▸ **EXERCISE DETAILS**
Pick out and copy every line below that has the word "Heliocentric".

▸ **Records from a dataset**
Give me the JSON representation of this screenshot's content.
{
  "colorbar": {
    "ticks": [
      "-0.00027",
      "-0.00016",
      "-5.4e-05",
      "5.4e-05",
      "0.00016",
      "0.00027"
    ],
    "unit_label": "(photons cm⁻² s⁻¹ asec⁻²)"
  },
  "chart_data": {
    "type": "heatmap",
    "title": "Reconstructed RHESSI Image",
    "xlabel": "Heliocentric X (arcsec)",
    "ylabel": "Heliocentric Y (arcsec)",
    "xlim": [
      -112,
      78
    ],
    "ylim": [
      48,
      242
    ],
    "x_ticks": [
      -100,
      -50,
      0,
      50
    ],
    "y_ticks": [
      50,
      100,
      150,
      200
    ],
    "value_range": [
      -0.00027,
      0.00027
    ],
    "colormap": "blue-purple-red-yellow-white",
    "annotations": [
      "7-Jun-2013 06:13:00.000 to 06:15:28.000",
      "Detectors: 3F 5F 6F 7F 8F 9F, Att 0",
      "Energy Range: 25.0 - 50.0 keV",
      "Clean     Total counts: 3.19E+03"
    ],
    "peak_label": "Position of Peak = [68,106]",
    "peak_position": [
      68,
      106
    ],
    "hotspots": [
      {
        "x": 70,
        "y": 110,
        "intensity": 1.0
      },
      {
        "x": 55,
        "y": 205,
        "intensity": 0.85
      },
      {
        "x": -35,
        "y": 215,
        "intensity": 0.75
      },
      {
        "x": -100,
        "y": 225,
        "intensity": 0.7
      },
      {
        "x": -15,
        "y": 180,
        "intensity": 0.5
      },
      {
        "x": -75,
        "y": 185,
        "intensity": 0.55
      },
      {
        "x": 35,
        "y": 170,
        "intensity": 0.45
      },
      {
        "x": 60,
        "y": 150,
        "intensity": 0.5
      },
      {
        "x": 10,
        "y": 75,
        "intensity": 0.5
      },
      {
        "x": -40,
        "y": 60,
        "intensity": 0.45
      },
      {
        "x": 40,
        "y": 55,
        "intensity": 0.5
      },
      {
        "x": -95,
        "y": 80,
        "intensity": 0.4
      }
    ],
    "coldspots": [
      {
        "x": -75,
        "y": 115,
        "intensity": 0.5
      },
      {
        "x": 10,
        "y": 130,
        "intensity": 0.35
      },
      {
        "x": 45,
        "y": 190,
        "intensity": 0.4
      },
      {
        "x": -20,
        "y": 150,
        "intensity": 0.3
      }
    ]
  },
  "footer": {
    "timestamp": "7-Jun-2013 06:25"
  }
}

▸ **FINISHED EXERCISE**
    "xlabel": "Heliocentric X (arcsec)",
    "ylabel": "Heliocentric Y (arcsec)",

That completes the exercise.